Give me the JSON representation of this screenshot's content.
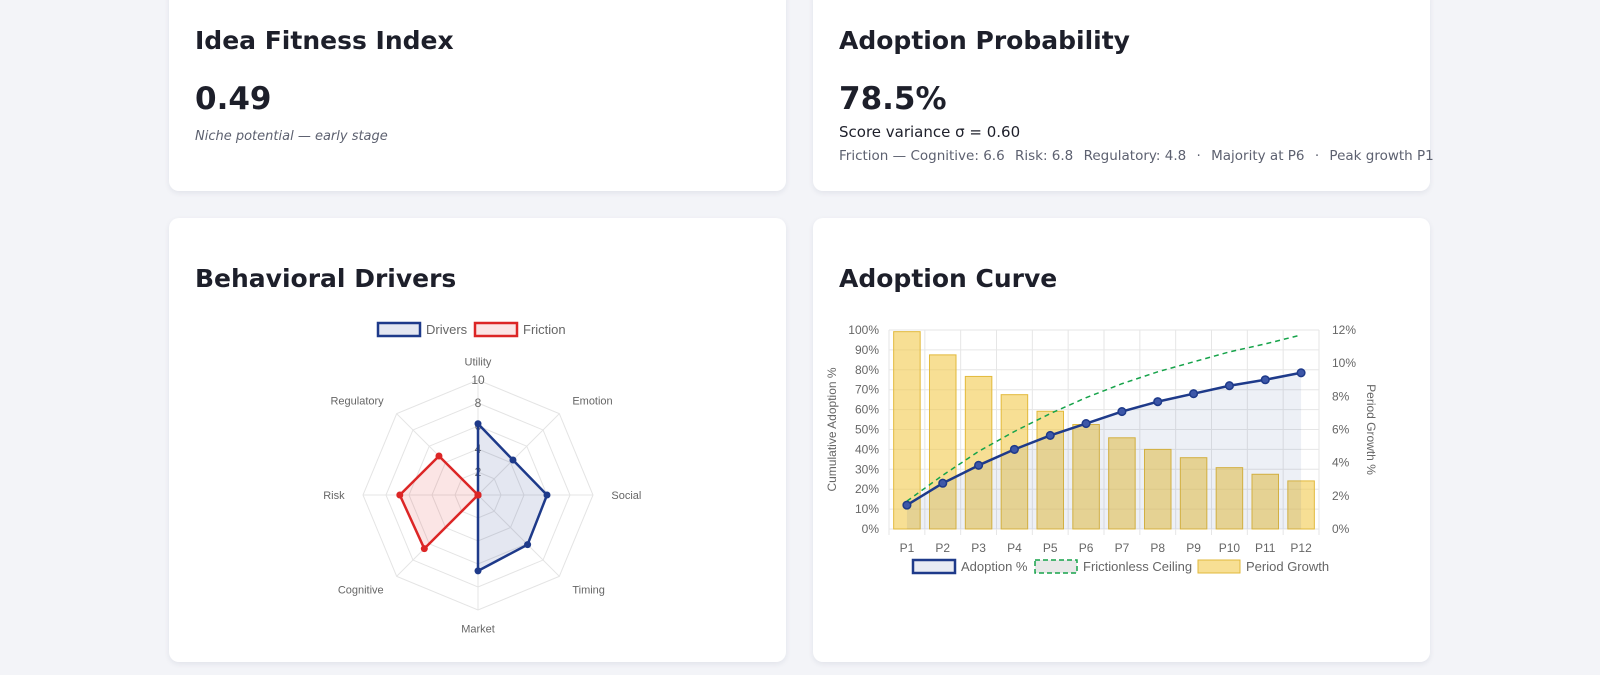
{
  "fitness": {
    "title": "Idea Fitness Index",
    "value": "0.49",
    "subtitle": "Niche potential — early stage"
  },
  "adoption": {
    "title": "Adoption Probability",
    "value": "78.5%",
    "variance": "Score variance σ = 0.60",
    "friction_label": "Friction — Cognitive: 6.6",
    "risk": "Risk: 6.8",
    "regulatory": "Regulatory: 4.8",
    "sep1": "·",
    "majority": "Majority at P6",
    "sep2": "·",
    "peak": "Peak growth P1"
  },
  "drivers": {
    "title": "Behavioral Drivers",
    "chart_data": {
      "type": "radar",
      "axes": [
        "Utility",
        "Emotion",
        "Social",
        "Timing",
        "Market",
        "Cognitive",
        "Risk",
        "Regulatory"
      ],
      "ticks": [
        "2",
        "4",
        "6",
        "8",
        "10"
      ],
      "range": [
        0,
        10
      ],
      "series": [
        {
          "name": "Drivers",
          "values": [
            6.2,
            4.3,
            6.0,
            6.1,
            6.6,
            0,
            0,
            0
          ],
          "color": "#1e3a8a"
        },
        {
          "name": "Friction",
          "values": [
            0,
            0,
            0,
            0,
            0,
            6.6,
            6.8,
            4.8
          ],
          "color": "#dc2626"
        }
      ]
    }
  },
  "curve": {
    "title": "Adoption Curve",
    "chart_data": {
      "type": "bar+line",
      "categories": [
        "P1",
        "P2",
        "P3",
        "P4",
        "P5",
        "P6",
        "P7",
        "P8",
        "P9",
        "P10",
        "P11",
        "P12"
      ],
      "y_left_label": "Cumulative Adoption %",
      "y_right_label": "Period Growth %",
      "y_left_ticks": [
        "0%",
        "10%",
        "20%",
        "30%",
        "40%",
        "50%",
        "60%",
        "70%",
        "80%",
        "90%",
        "100%"
      ],
      "y_right_ticks": [
        "0%",
        "2%",
        "4%",
        "6%",
        "8%",
        "10%",
        "12%"
      ],
      "y_left_range": [
        0,
        100
      ],
      "y_right_range": [
        0,
        12
      ],
      "series": [
        {
          "name": "Adoption %",
          "type": "line",
          "axis": "left",
          "color": "#1e3a8a",
          "values": [
            12,
            23,
            32,
            40,
            47,
            53,
            59,
            64,
            68,
            72,
            75,
            78.5
          ]
        },
        {
          "name": "Frictionless Ceiling",
          "type": "line-dashed",
          "axis": "left",
          "color": "#16a34a",
          "values": [
            14,
            27,
            39,
            49,
            58,
            66,
            73,
            79,
            84,
            89,
            93,
            97.5
          ]
        },
        {
          "name": "Period Growth",
          "type": "bar",
          "axis": "right",
          "color": "#f4d77a",
          "values": [
            11.9,
            10.5,
            9.2,
            8.1,
            7.1,
            6.3,
            5.5,
            4.8,
            4.3,
            3.7,
            3.3,
            2.9
          ]
        }
      ]
    }
  }
}
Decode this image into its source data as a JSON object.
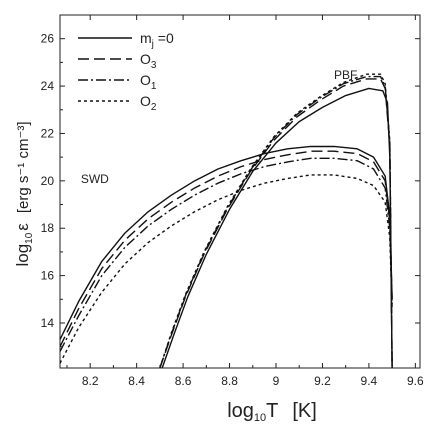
{
  "chart_data": {
    "type": "line",
    "x_axis": {
      "label_main": "log",
      "label_sub": "10",
      "label_var": "T",
      "label_unit": "[K]",
      "range": [
        8.07,
        9.62
      ],
      "ticks": [
        "8.2",
        "8.4",
        "8.6",
        "8.8",
        "9",
        "9.2",
        "9.4",
        "9.6"
      ],
      "tick_values": [
        8.2,
        8.4,
        8.6,
        8.8,
        9.0,
        9.2,
        9.4,
        9.6
      ]
    },
    "y_axis": {
      "label_main": "log",
      "label_sub": "10",
      "label_var": "ε",
      "label_unit": "[erg s⁻¹ cm⁻³]",
      "range": [
        12.1,
        27.0
      ],
      "ticks": [
        "14",
        "16",
        "18",
        "20",
        "22",
        "24",
        "26"
      ],
      "tick_values": [
        14,
        16,
        18,
        20,
        22,
        24,
        26
      ]
    },
    "legend": {
      "placement": "top-left",
      "entries": [
        {
          "label": "m",
          "sub": "j",
          "suffix": " =0",
          "style": "solid"
        },
        {
          "label": "O",
          "sub": "3",
          "suffix": "",
          "style": "long-dash"
        },
        {
          "label": "O",
          "sub": "1",
          "suffix": "",
          "style": "dash-dot"
        },
        {
          "label": "O",
          "sub": "2",
          "suffix": "",
          "style": "short-dash"
        }
      ]
    },
    "annotations": [
      {
        "text": "PBF",
        "x": 9.3,
        "y": 24.3
      },
      {
        "text": "SWD",
        "x": 8.22,
        "y": 19.9
      }
    ],
    "series": [
      {
        "group": "SWD",
        "style": "solid",
        "x": [
          8.07,
          8.15,
          8.25,
          8.35,
          8.45,
          8.55,
          8.65,
          8.75,
          8.85,
          8.95,
          9.05,
          9.15,
          9.25,
          9.35,
          9.42,
          9.47,
          9.49,
          9.5
        ],
        "y": [
          13.3,
          14.9,
          16.6,
          17.8,
          18.7,
          19.4,
          20.0,
          20.5,
          20.85,
          21.15,
          21.35,
          21.45,
          21.45,
          21.35,
          21.0,
          20.2,
          18.5,
          15.0
        ]
      },
      {
        "group": "SWD",
        "style": "long-dash",
        "x": [
          8.07,
          8.15,
          8.25,
          8.35,
          8.45,
          8.55,
          8.65,
          8.75,
          8.85,
          8.95,
          9.05,
          9.15,
          9.25,
          9.35,
          9.42,
          9.47,
          9.49,
          9.5
        ],
        "y": [
          13.0,
          14.6,
          16.3,
          17.5,
          18.4,
          19.1,
          19.7,
          20.2,
          20.6,
          20.9,
          21.1,
          21.25,
          21.25,
          21.15,
          20.8,
          20.0,
          18.3,
          14.9
        ]
      },
      {
        "group": "SWD",
        "style": "dash-dot",
        "x": [
          8.07,
          8.15,
          8.25,
          8.35,
          8.45,
          8.55,
          8.65,
          8.75,
          8.85,
          8.95,
          9.05,
          9.15,
          9.25,
          9.35,
          9.42,
          9.47,
          9.49,
          9.5
        ],
        "y": [
          12.8,
          14.3,
          16.0,
          17.2,
          18.1,
          18.8,
          19.4,
          19.9,
          20.3,
          20.6,
          20.8,
          20.95,
          20.95,
          20.85,
          20.5,
          19.7,
          18.0,
          14.8
        ]
      },
      {
        "group": "SWD",
        "style": "short-dash",
        "x": [
          8.07,
          8.15,
          8.25,
          8.35,
          8.45,
          8.55,
          8.65,
          8.75,
          8.85,
          8.95,
          9.05,
          9.15,
          9.25,
          9.35,
          9.42,
          9.47,
          9.49,
          9.5
        ],
        "y": [
          12.3,
          13.8,
          15.3,
          16.5,
          17.4,
          18.1,
          18.7,
          19.2,
          19.6,
          19.9,
          20.1,
          20.25,
          20.25,
          20.1,
          19.8,
          19.1,
          17.6,
          14.6
        ]
      },
      {
        "group": "PBF",
        "style": "solid",
        "x": [
          8.51,
          8.56,
          8.62,
          8.7,
          8.8,
          8.9,
          9.0,
          9.1,
          9.2,
          9.3,
          9.4,
          9.46,
          9.48,
          9.49,
          9.5
        ],
        "y": [
          12.1,
          13.5,
          15.1,
          16.9,
          18.8,
          20.4,
          21.6,
          22.5,
          23.1,
          23.6,
          23.9,
          23.8,
          23.3,
          21.0,
          12.1
        ]
      },
      {
        "group": "PBF",
        "style": "long-dash",
        "x": [
          8.5,
          8.55,
          8.61,
          8.69,
          8.79,
          8.89,
          8.99,
          9.09,
          9.19,
          9.29,
          9.39,
          9.45,
          9.47,
          9.49,
          9.5
        ],
        "y": [
          12.1,
          13.5,
          15.1,
          16.9,
          18.8,
          20.4,
          21.7,
          22.7,
          23.4,
          24.0,
          24.3,
          24.3,
          23.9,
          21.5,
          12.1
        ]
      },
      {
        "group": "PBF",
        "style": "dash-dot",
        "x": [
          8.5,
          8.55,
          8.61,
          8.69,
          8.79,
          8.89,
          8.99,
          9.09,
          9.19,
          9.29,
          9.39,
          9.45,
          9.47,
          9.49,
          9.5
        ],
        "y": [
          12.1,
          13.55,
          15.15,
          16.95,
          18.85,
          20.45,
          21.8,
          22.8,
          23.5,
          24.1,
          24.4,
          24.4,
          24.0,
          21.6,
          12.1
        ]
      },
      {
        "group": "PBF",
        "style": "short-dash",
        "x": [
          8.5,
          8.55,
          8.61,
          8.69,
          8.79,
          8.89,
          8.99,
          9.09,
          9.19,
          9.29,
          9.39,
          9.45,
          9.47,
          9.49,
          9.5
        ],
        "y": [
          12.1,
          13.6,
          15.2,
          17.0,
          18.9,
          20.5,
          21.85,
          22.85,
          23.55,
          24.15,
          24.5,
          24.5,
          24.1,
          21.7,
          12.1
        ]
      }
    ]
  }
}
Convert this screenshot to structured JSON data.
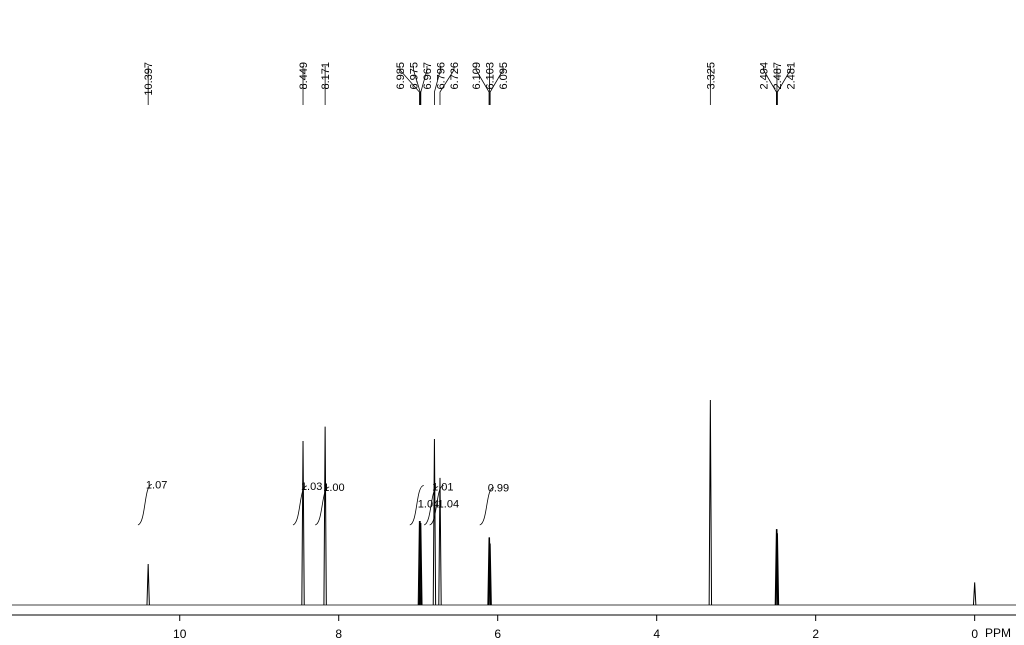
{
  "chart_data": {
    "type": "nmr",
    "x_label": "PPM",
    "xlim": [
      12.11,
      -0.52
    ],
    "xticks": [
      10,
      8,
      6,
      4,
      2,
      0
    ],
    "ylim": [
      0,
      100
    ],
    "peaks": {
      "x": [
        10.397,
        8.449,
        8.171,
        6.985,
        6.975,
        6.967,
        6.796,
        6.726,
        6.109,
        6.103,
        6.095,
        3.325,
        2.494,
        2.487,
        2.481
      ],
      "values": [
        20,
        80,
        87,
        41,
        41,
        40,
        81,
        62,
        33,
        33,
        30,
        100,
        37,
        37,
        35
      ]
    },
    "reference_peak": {
      "x": 0,
      "value": 11
    },
    "integrals": {
      "x": [
        10.4,
        8.45,
        8.17,
        6.98,
        6.8,
        6.73,
        6.1
      ],
      "values": [
        1.07,
        1.03,
        1,
        1.04,
        1.01,
        1.04,
        0.99
      ],
      "value_labels": [
        "1.07",
        "1.03",
        "1.00",
        "1.04",
        "1.01",
        "1.04",
        "0.99"
      ]
    },
    "color": "#000000"
  }
}
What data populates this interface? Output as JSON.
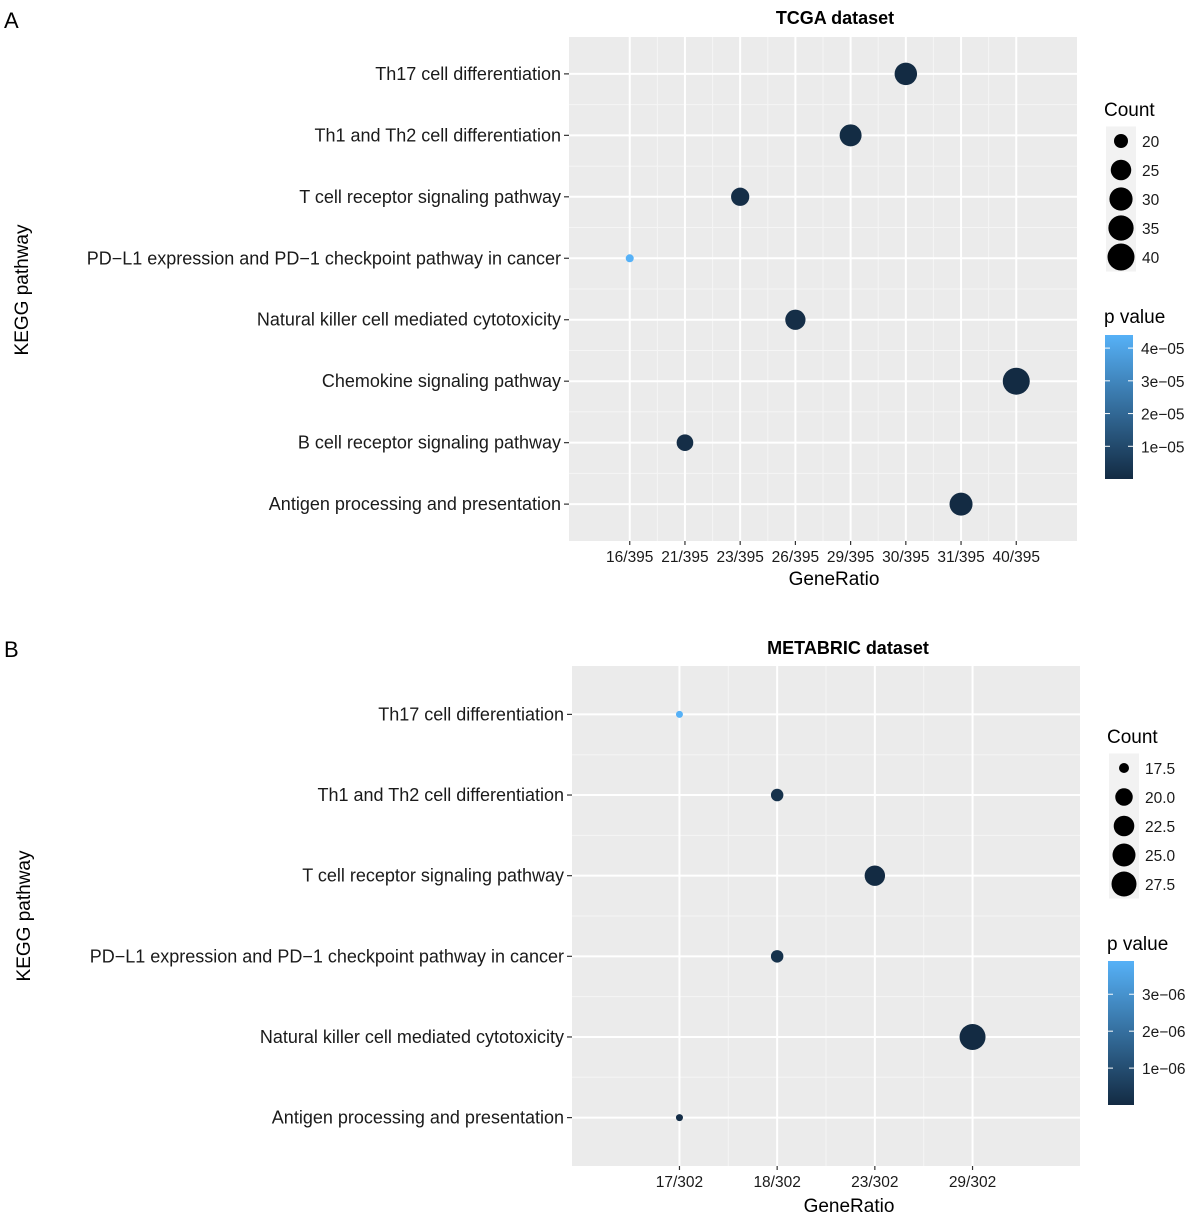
{
  "chart_data": [
    {
      "panel": "A",
      "type": "scatter",
      "title": "TCGA dataset",
      "xlabel": "GeneRatio",
      "ylabel": "KEGG pathway",
      "x_categories": [
        "16/395",
        "21/395",
        "23/395",
        "26/395",
        "29/395",
        "30/395",
        "31/395",
        "40/395"
      ],
      "y_categories": [
        "Th17 cell differentiation",
        "Th1 and Th2 cell differentiation",
        "T cell receptor signaling pathway",
        "PD−L1 expression and PD−1 checkpoint pathway in cancer",
        "Natural killer cell mediated cytotoxicity",
        "Chemokine signaling pathway",
        "B cell receptor signaling pathway",
        "Antigen processing and presentation"
      ],
      "points": [
        {
          "pathway": "Th17 cell differentiation",
          "gene_ratio": "30/395",
          "count": 30,
          "p_value": 1e-07
        },
        {
          "pathway": "Th1 and Th2 cell differentiation",
          "gene_ratio": "29/395",
          "count": 29,
          "p_value": 2e-07
        },
        {
          "pathway": "T cell receptor signaling pathway",
          "gene_ratio": "23/395",
          "count": 23,
          "p_value": 1e-06
        },
        {
          "pathway": "PD−L1 expression and PD−1 checkpoint pathway in cancer",
          "gene_ratio": "16/395",
          "count": 16,
          "p_value": 4.4e-05
        },
        {
          "pathway": "Natural killer cell mediated cytotoxicity",
          "gene_ratio": "26/395",
          "count": 26,
          "p_value": 1e-06
        },
        {
          "pathway": "Chemokine signaling pathway",
          "gene_ratio": "40/395",
          "count": 40,
          "p_value": 1e-08
        },
        {
          "pathway": "B cell receptor signaling pathway",
          "gene_ratio": "21/395",
          "count": 21,
          "p_value": 1e-06
        },
        {
          "pathway": "Antigen processing and presentation",
          "gene_ratio": "31/395",
          "count": 31,
          "p_value": 1e-08
        }
      ],
      "size_legend": {
        "title": "Count",
        "values": [
          20,
          25,
          30,
          35,
          40
        ],
        "labels": [
          "20",
          "25",
          "30",
          "35",
          "40"
        ]
      },
      "color_legend": {
        "title": "p value",
        "range": [
          1e-08,
          4.4e-05
        ],
        "ticks": [
          1e-05,
          2e-05,
          3e-05,
          4e-05
        ],
        "labels": [
          "1e−05",
          "2e−05",
          "3e−05",
          "4e−05"
        ],
        "low_color": "#132B43",
        "high_color": "#56B1F7"
      }
    },
    {
      "panel": "B",
      "type": "scatter",
      "title": "METABRIC dataset",
      "xlabel": "GeneRatio",
      "ylabel": "KEGG pathway",
      "x_categories": [
        "17/302",
        "18/302",
        "23/302",
        "29/302"
      ],
      "y_categories": [
        "Th17 cell differentiation",
        "Th1 and Th2 cell differentiation",
        "T cell receptor signaling pathway",
        "PD−L1 expression and PD−1 checkpoint pathway in cancer",
        "Natural killer cell mediated cytotoxicity",
        "Antigen processing and presentation"
      ],
      "points": [
        {
          "pathway": "Th17 cell differentiation",
          "gene_ratio": "17/302",
          "count": 17,
          "p_value": 3.9e-06
        },
        {
          "pathway": "Th1 and Th2 cell differentiation",
          "gene_ratio": "18/302",
          "count": 18,
          "p_value": 2e-07
        },
        {
          "pathway": "T cell receptor signaling pathway",
          "gene_ratio": "23/302",
          "count": 23,
          "p_value": 1e-08
        },
        {
          "pathway": "PD−L1 expression and PD−1 checkpoint pathway in cancer",
          "gene_ratio": "18/302",
          "count": 18,
          "p_value": 2e-07
        },
        {
          "pathway": "Natural killer cell mediated cytotoxicity",
          "gene_ratio": "29/302",
          "count": 29,
          "p_value": 1e-09
        },
        {
          "pathway": "Antigen processing and presentation",
          "gene_ratio": "17/302",
          "count": 17,
          "p_value": 1e-07
        }
      ],
      "size_legend": {
        "title": "Count",
        "values": [
          17.5,
          20.0,
          22.5,
          25.0,
          27.5
        ],
        "labels": [
          "17.5",
          "20.0",
          "22.5",
          "25.0",
          "27.5"
        ]
      },
      "color_legend": {
        "title": "p value",
        "range": [
          1e-09,
          3.9e-06
        ],
        "ticks": [
          1e-06,
          2e-06,
          3e-06
        ],
        "labels": [
          "1e−06",
          "2e−06",
          "3e−06"
        ],
        "low_color": "#132B43",
        "high_color": "#56B1F7"
      }
    }
  ]
}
===
* **PROBLEM TO SOLVE**: For each line of the listing that holds the word "type", show that line.

* **RESPONSE TO THE TASK**:
      "type": "radar",
      "type": "bar+line",
          "type": "line",
          "type": "line-dashed",
          "type": "bar",
    "type": "line",
    "type": "nmr",
      "type": "scatter",
      "type": "scatter",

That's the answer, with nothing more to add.